- **YOUR TASK**
List all lines of the data containing the word "this".

(Saved entries)

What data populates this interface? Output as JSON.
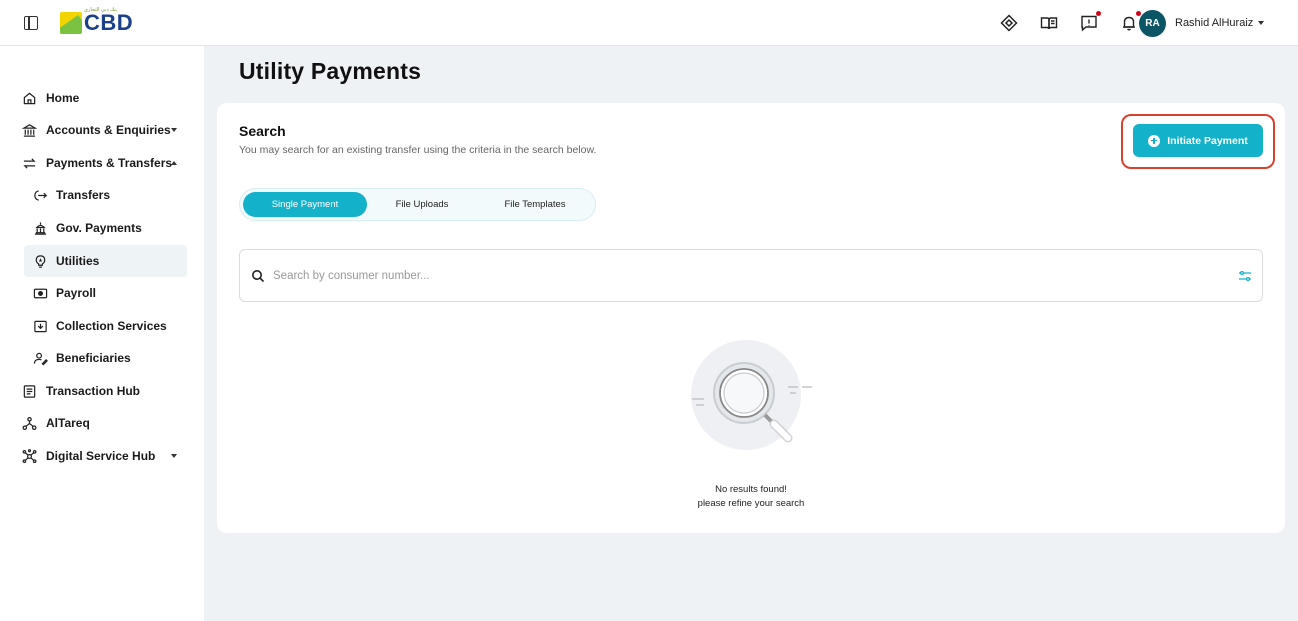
{
  "header": {
    "logo_text": "CBD",
    "logo_subtext": "بنك دبي التجاري",
    "user_initials": "RA",
    "user_name": "Rashid AlHuraiz"
  },
  "sidebar": {
    "items": [
      {
        "label": "Home",
        "icon": "home-icon"
      },
      {
        "label": "Accounts & Enquiries",
        "icon": "bank-icon",
        "expandable": true
      },
      {
        "label": "Payments & Transfers",
        "icon": "transfer-arrows-icon",
        "expanded": true
      },
      {
        "label": "Transfers",
        "icon": "exit-arrow-icon"
      },
      {
        "label": "Gov. Payments",
        "icon": "government-building-icon"
      },
      {
        "label": "Utilities",
        "icon": "lightbulb-icon",
        "active": true
      },
      {
        "label": "Payroll",
        "icon": "cash-icon"
      },
      {
        "label": "Collection Services",
        "icon": "download-box-icon"
      },
      {
        "label": "Beneficiaries",
        "icon": "user-edit-icon"
      },
      {
        "label": "Transaction Hub",
        "icon": "document-list-icon"
      },
      {
        "label": "AlTareq",
        "icon": "network-icon"
      },
      {
        "label": "Digital Service Hub",
        "icon": "hub-nodes-icon",
        "expandable": true
      }
    ]
  },
  "main": {
    "page_title": "Utility Payments",
    "search_section": {
      "title": "Search",
      "subtitle": "You may search for an existing transfer using the criteria in the search below.",
      "initiate_label": "Initiate Payment",
      "tabs": [
        {
          "label": "Single Payment",
          "active": true
        },
        {
          "label": "File Uploads"
        },
        {
          "label": "File Templates"
        }
      ],
      "search_placeholder": "Search by consumer number...",
      "empty_line1": "No results found!",
      "empty_line2": "please refine your search"
    }
  },
  "colors": {
    "accent": "#14b1ca",
    "highlight_border": "#d9412e",
    "avatar_bg": "#0c5566",
    "notification_dot": "#d0021b"
  }
}
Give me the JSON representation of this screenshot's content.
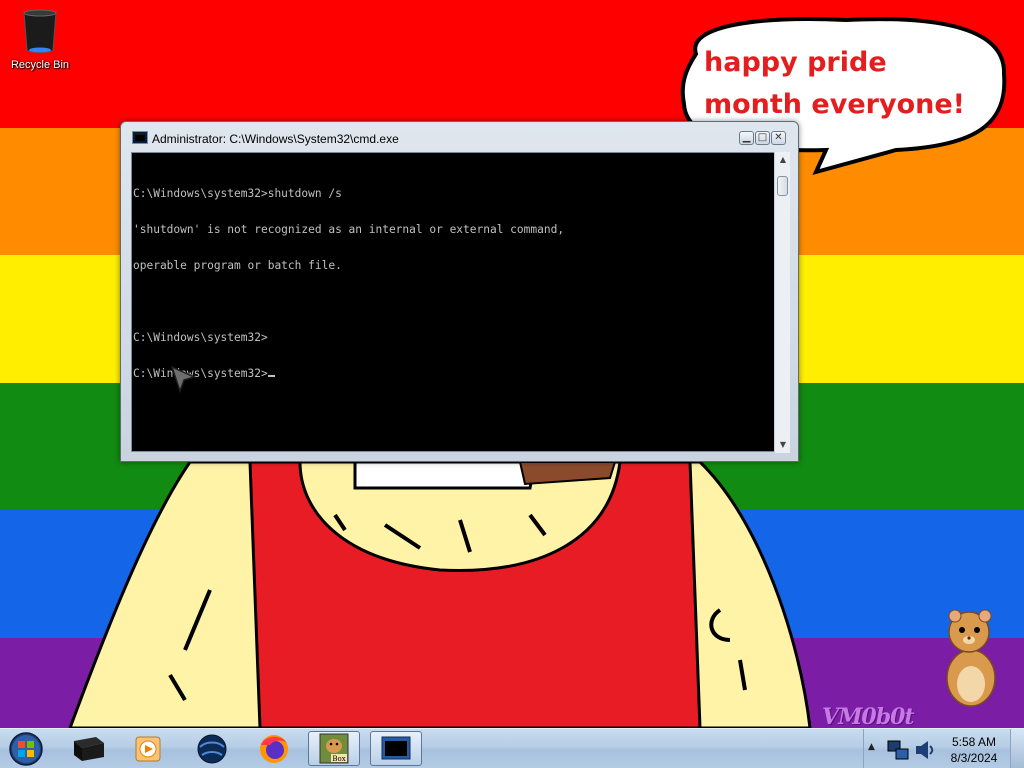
{
  "desktop": {
    "recycle_bin_label": "Recycle Bin",
    "speech_bubble_text": "happy pride month everyone!",
    "watermark_text": "VM0b0t",
    "wallpaper_colors": [
      "#ff0000",
      "#ff8c00",
      "#ffee00",
      "#118b11",
      "#1565e8",
      "#7b1ea5"
    ]
  },
  "cmd_window": {
    "title": "Administrator: C:\\Windows\\System32\\cmd.exe",
    "lines": [
      "C:\\Windows\\system32>shutdown /s",
      "'shutdown' is not recognized as an internal or external command,",
      "operable program or batch file.",
      "",
      "C:\\Windows\\system32>",
      "C:\\Windows\\system32>"
    ],
    "minimize_symbol": "▁",
    "maximize_symbol": "□",
    "close_symbol": "✕"
  },
  "taskbar": {
    "start_icon": "windows-orb-icon",
    "pinned": [
      {
        "name": "black-box-app-icon"
      },
      {
        "name": "media-player-icon"
      },
      {
        "name": "globe-browser-icon"
      },
      {
        "name": "firefox-icon"
      },
      {
        "name": "hamster-box-app-icon",
        "label": "Box"
      },
      {
        "name": "cmd-window-icon"
      }
    ],
    "tray_chevron": "▲",
    "clock_time": "5:58 AM",
    "clock_date": "8/3/2024"
  }
}
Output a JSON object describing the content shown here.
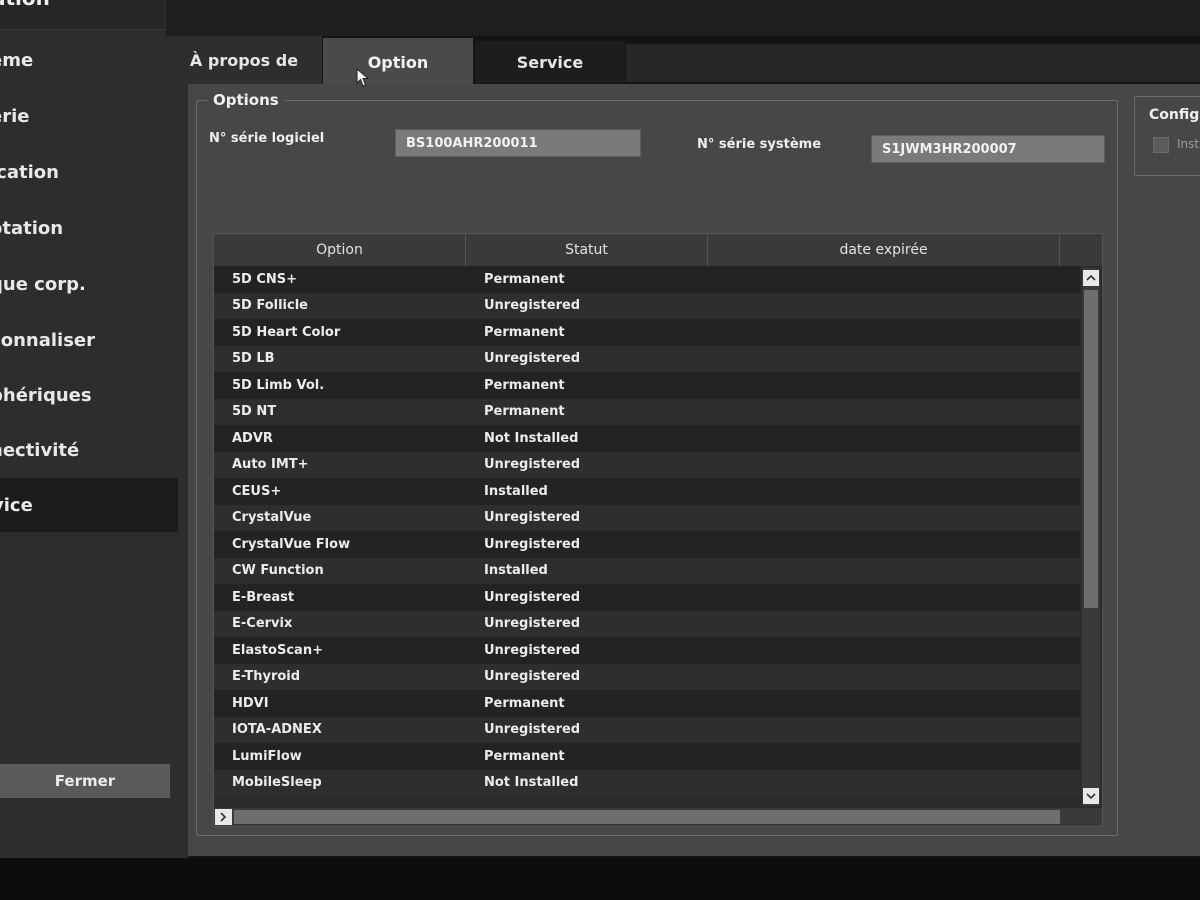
{
  "sidebar": {
    "title": "ation",
    "items": [
      {
        "label": "ème",
        "active": false
      },
      {
        "label": "erie",
        "active": false
      },
      {
        "label": "ication",
        "active": false
      },
      {
        "label": "otation",
        "active": false
      },
      {
        "label": "que corp.",
        "active": false
      },
      {
        "label": "sonnaliser",
        "active": false
      },
      {
        "label": "phériques",
        "active": false
      },
      {
        "label": "nectivité",
        "active": false
      },
      {
        "label": "vice",
        "active": true
      }
    ],
    "close_label": "Fermer"
  },
  "tabs": {
    "about": "À propos de",
    "option": "Option",
    "service": "Service",
    "active": "option"
  },
  "options": {
    "group_title": "Options",
    "software_serial_label": "N° série logiciel",
    "software_serial_value": "BS100AHR200011",
    "system_serial_label": "N° série système",
    "system_serial_value": "S1JWM3HR200007"
  },
  "table": {
    "headers": {
      "option": "Option",
      "status": "Statut",
      "expiry": "date expirée"
    },
    "rows": [
      {
        "name": "5D CNS+",
        "status": "Permanent",
        "expiry": ""
      },
      {
        "name": "5D Follicle",
        "status": "Unregistered",
        "expiry": ""
      },
      {
        "name": "5D Heart Color",
        "status": "Permanent",
        "expiry": ""
      },
      {
        "name": "5D LB",
        "status": "Unregistered",
        "expiry": ""
      },
      {
        "name": "5D Limb Vol.",
        "status": "Permanent",
        "expiry": ""
      },
      {
        "name": "5D NT",
        "status": "Permanent",
        "expiry": ""
      },
      {
        "name": "ADVR",
        "status": "Not Installed",
        "expiry": ""
      },
      {
        "name": "Auto IMT+",
        "status": "Unregistered",
        "expiry": ""
      },
      {
        "name": "CEUS+",
        "status": "Installed",
        "expiry": ""
      },
      {
        "name": "CrystalVue",
        "status": "Unregistered",
        "expiry": ""
      },
      {
        "name": "CrystalVue Flow",
        "status": "Unregistered",
        "expiry": ""
      },
      {
        "name": "CW Function",
        "status": "Installed",
        "expiry": ""
      },
      {
        "name": "E-Breast",
        "status": "Unregistered",
        "expiry": ""
      },
      {
        "name": "E-Cervix",
        "status": "Unregistered",
        "expiry": ""
      },
      {
        "name": "ElastoScan+",
        "status": "Unregistered",
        "expiry": ""
      },
      {
        "name": "E-Thyroid",
        "status": "Unregistered",
        "expiry": ""
      },
      {
        "name": "HDVI",
        "status": "Permanent",
        "expiry": ""
      },
      {
        "name": "IOTA-ADNEX",
        "status": "Unregistered",
        "expiry": ""
      },
      {
        "name": "LumiFlow",
        "status": "Permanent",
        "expiry": ""
      },
      {
        "name": "MobileSleep",
        "status": "Not Installed",
        "expiry": ""
      }
    ]
  },
  "config_panel": {
    "title": "Configur",
    "checkbox_label": "Insta"
  },
  "icons": {
    "scroll_up": "chevron-up-icon",
    "scroll_down": "chevron-down-icon",
    "scroll_left": "chevron-left-icon",
    "scroll_right": "chevron-right-icon",
    "cursor": "mouse-pointer-icon"
  }
}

- **COMPLETE OUTPUT**
What data populates this interface? Output as JSON.
Give me the JSON representation of this screenshot's content.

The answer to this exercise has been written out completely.